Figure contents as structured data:

---+---

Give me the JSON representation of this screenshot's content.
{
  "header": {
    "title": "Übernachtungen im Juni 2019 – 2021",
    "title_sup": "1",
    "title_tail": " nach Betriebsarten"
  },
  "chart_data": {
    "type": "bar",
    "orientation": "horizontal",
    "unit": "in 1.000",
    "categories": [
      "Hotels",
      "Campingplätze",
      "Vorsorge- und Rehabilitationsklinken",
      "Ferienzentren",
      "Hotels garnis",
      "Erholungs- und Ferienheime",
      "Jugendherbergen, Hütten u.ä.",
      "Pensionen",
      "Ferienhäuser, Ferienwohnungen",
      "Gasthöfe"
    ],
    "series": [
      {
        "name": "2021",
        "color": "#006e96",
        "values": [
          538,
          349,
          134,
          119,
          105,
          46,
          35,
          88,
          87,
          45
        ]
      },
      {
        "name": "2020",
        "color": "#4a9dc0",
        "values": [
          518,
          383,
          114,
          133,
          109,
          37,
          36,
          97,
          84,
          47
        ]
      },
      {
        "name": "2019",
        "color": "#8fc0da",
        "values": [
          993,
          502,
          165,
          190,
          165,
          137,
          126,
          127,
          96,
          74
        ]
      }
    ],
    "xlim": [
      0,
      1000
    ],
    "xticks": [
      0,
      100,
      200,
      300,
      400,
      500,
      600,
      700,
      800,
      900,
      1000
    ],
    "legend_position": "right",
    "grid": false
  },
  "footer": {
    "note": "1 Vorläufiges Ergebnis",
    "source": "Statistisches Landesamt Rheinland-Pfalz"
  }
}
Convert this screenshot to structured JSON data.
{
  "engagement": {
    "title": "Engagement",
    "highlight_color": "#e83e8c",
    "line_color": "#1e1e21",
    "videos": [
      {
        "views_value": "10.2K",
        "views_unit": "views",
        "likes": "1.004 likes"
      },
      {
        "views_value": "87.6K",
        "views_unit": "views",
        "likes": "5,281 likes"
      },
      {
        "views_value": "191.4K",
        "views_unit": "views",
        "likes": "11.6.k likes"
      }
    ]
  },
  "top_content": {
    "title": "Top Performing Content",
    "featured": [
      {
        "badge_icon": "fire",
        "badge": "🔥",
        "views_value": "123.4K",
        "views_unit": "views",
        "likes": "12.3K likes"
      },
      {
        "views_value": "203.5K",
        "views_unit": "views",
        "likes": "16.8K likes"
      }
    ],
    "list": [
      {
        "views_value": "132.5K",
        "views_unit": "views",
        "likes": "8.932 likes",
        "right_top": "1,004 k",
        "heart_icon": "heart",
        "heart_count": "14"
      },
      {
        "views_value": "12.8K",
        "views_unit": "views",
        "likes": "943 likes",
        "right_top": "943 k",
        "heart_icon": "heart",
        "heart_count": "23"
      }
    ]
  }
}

---+---

The exercise: Word for word, write out the data.

Exercise solution:
Give me the JSON representation of this screenshot's content.
{
  "header": {
    "title": "Übernachtungen im Juni 2019 – 2021",
    "title_sup": "1",
    "title_tail": " nach Betriebsarten"
  },
  "chart_data": {
    "type": "bar",
    "orientation": "horizontal",
    "unit": "in 1.000",
    "categories": [
      "Hotels",
      "Campingplätze",
      "Vorsorge- und Rehabilitationsklinken",
      "Ferienzentren",
      "Hotels garnis",
      "Erholungs- und Ferienheime",
      "Jugendherbergen, Hütten u.ä.",
      "Pensionen",
      "Ferienhäuser, Ferienwohnungen",
      "Gasthöfe"
    ],
    "series": [
      {
        "name": "2021",
        "color": "#006e96",
        "values": [
          538,
          349,
          134,
          119,
          105,
          46,
          35,
          88,
          87,
          45
        ]
      },
      {
        "name": "2020",
        "color": "#4a9dc0",
        "values": [
          518,
          383,
          114,
          133,
          109,
          37,
          36,
          97,
          84,
          47
        ]
      },
      {
        "name": "2019",
        "color": "#8fc0da",
        "values": [
          993,
          502,
          165,
          190,
          165,
          137,
          126,
          127,
          96,
          74
        ]
      }
    ],
    "xlim": [
      0,
      1000
    ],
    "xticks": [
      0,
      100,
      200,
      300,
      400,
      500,
      600,
      700,
      800,
      900,
      1000
    ],
    "legend_position": "right",
    "grid": false
  },
  "footer": {
    "note": "1 Vorläufiges Ergebnis",
    "source": "Statistisches Landesamt Rheinland-Pfalz"
  }
}
Convert this screenshot to structured JSON data.
{
  "engagement": {
    "title": "Engagement",
    "highlight_color": "#e83e8c",
    "line_color": "#1e1e21",
    "videos": [
      {
        "views_value": "10.2K",
        "views_unit": "views",
        "likes": "1.004 likes"
      },
      {
        "views_value": "87.6K",
        "views_unit": "views",
        "likes": "5,281 likes"
      },
      {
        "views_value": "191.4K",
        "views_unit": "views",
        "likes": "11.6.k likes"
      }
    ]
  },
  "top_content": {
    "title": "Top Performing Content",
    "featured": [
      {
        "badge_icon": "fire",
        "badge": "🔥",
        "views_value": "123.4K",
        "views_unit": "views",
        "likes": "12.3K likes"
      },
      {
        "views_value": "203.5K",
        "views_unit": "views",
        "likes": "16.8K likes"
      }
    ],
    "list": [
      {
        "views_value": "132.5K",
        "views_unit": "views",
        "likes": "8.932 likes",
        "right_top": "1,004 k",
        "heart_icon": "heart",
        "heart_count": "14"
      },
      {
        "views_value": "12.8K",
        "views_unit": "views",
        "likes": "943 likes",
        "right_top": "943 k",
        "heart_icon": "heart",
        "heart_count": "23"
      }
    ]
  }
}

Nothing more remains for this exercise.